[Instructions for the task] Check every line below for the string "consumption", and copy the lines that contain it.

# START OF Records provided

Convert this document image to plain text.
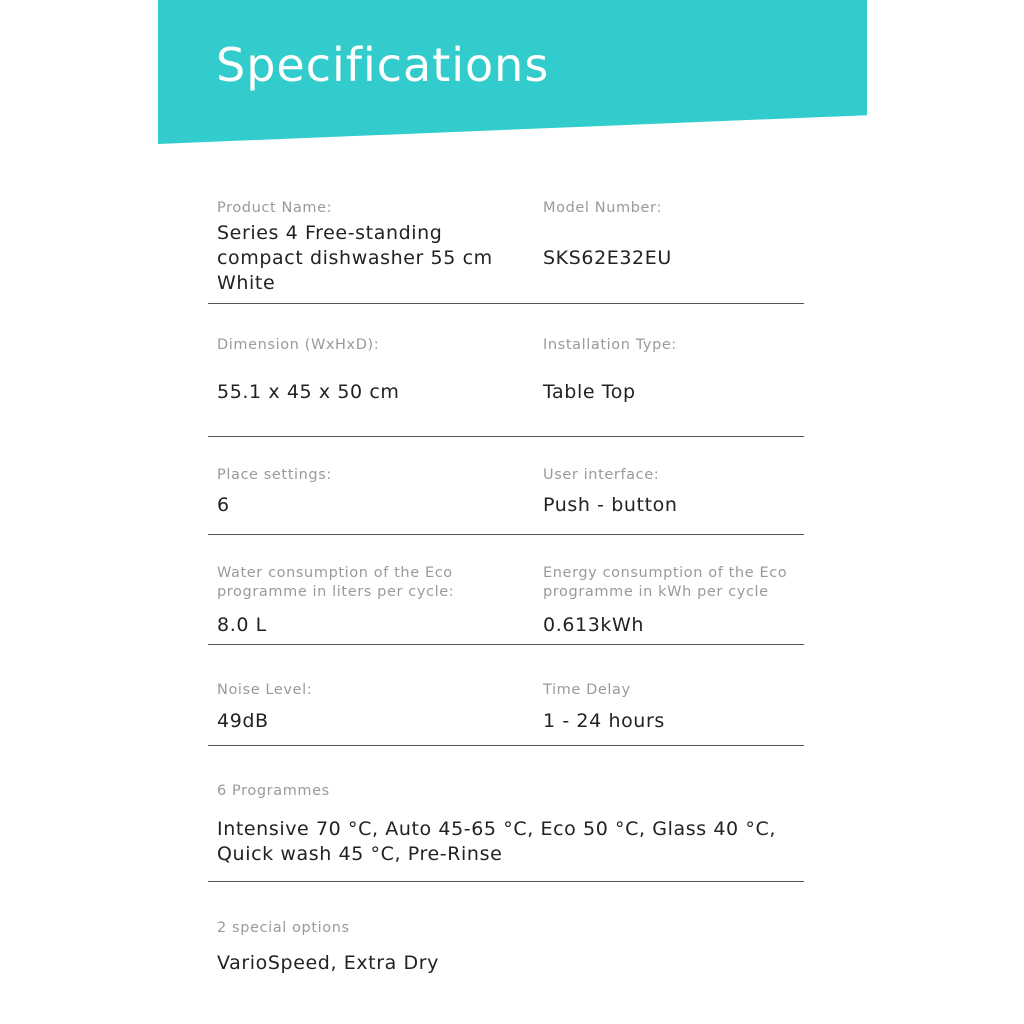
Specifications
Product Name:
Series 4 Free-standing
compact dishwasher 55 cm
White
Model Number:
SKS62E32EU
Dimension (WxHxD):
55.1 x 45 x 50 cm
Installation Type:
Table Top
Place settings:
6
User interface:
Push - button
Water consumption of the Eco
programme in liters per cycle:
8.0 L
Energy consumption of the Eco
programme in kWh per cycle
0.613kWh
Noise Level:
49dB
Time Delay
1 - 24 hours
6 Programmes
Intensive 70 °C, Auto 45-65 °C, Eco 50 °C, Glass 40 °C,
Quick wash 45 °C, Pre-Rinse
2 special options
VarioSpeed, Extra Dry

# END OF Records provided
# START OF Records provided

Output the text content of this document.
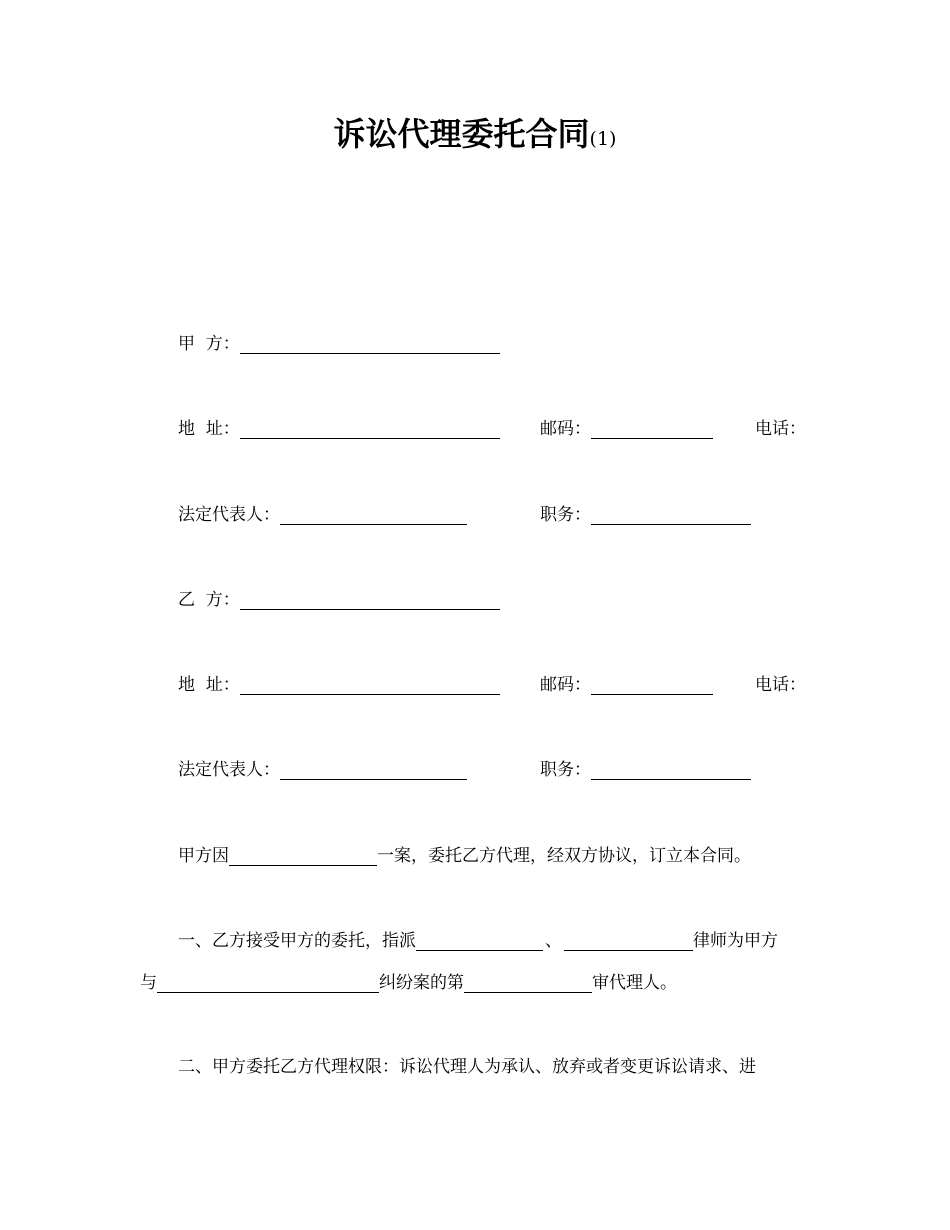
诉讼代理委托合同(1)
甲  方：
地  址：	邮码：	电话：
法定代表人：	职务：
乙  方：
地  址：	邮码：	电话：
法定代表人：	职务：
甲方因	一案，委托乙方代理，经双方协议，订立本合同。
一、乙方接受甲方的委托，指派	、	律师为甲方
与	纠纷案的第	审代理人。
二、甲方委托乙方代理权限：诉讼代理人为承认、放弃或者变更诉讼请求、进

# END OF Records provided
# START OF Records provided

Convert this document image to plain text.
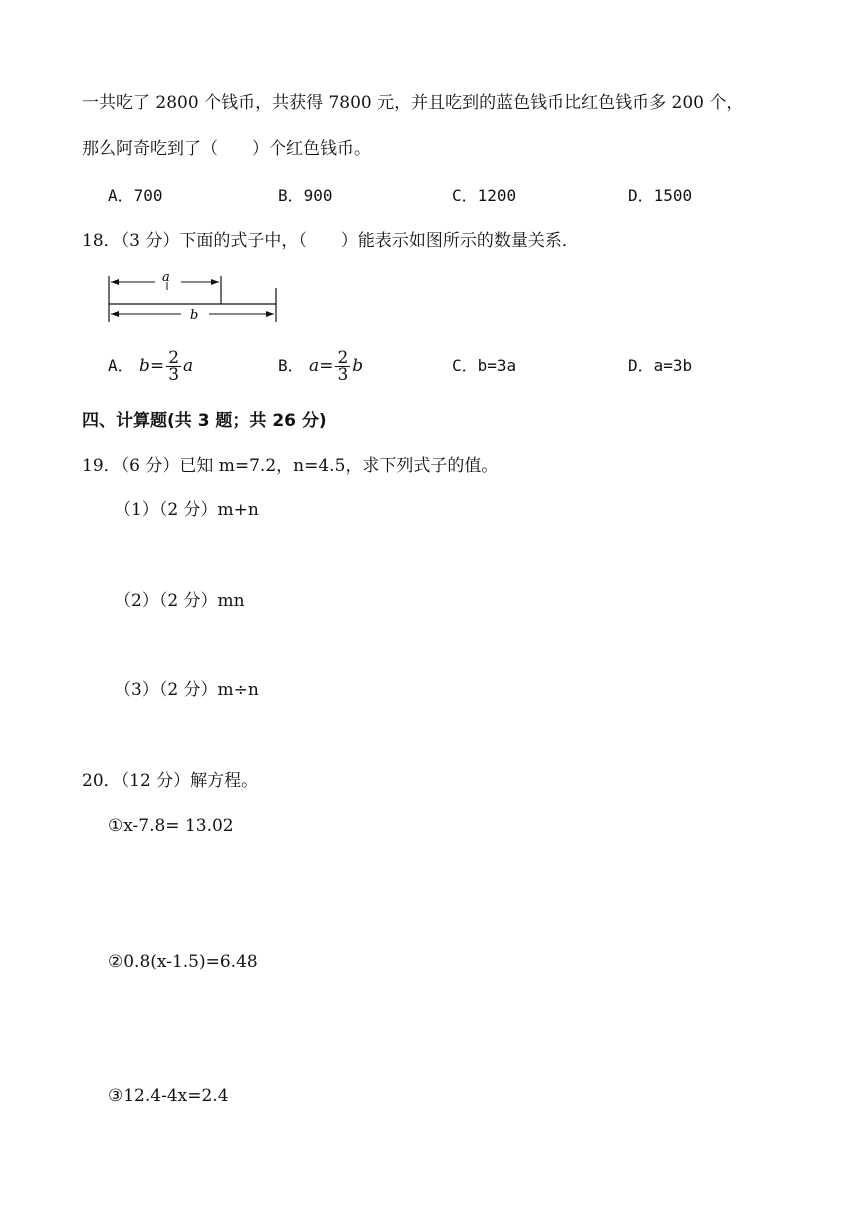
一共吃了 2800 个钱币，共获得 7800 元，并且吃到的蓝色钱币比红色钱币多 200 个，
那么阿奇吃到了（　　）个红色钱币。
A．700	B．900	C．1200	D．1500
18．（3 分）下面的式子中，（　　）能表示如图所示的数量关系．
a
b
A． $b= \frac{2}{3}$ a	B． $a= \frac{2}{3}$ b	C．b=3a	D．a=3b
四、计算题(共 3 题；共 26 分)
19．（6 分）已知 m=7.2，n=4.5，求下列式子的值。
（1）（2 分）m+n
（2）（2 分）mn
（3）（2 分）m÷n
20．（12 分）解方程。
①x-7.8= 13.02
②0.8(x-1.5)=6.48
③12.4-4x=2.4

# END OF Records provided

[Full output]
Water consumption of the Eco
Energy consumption of the Eco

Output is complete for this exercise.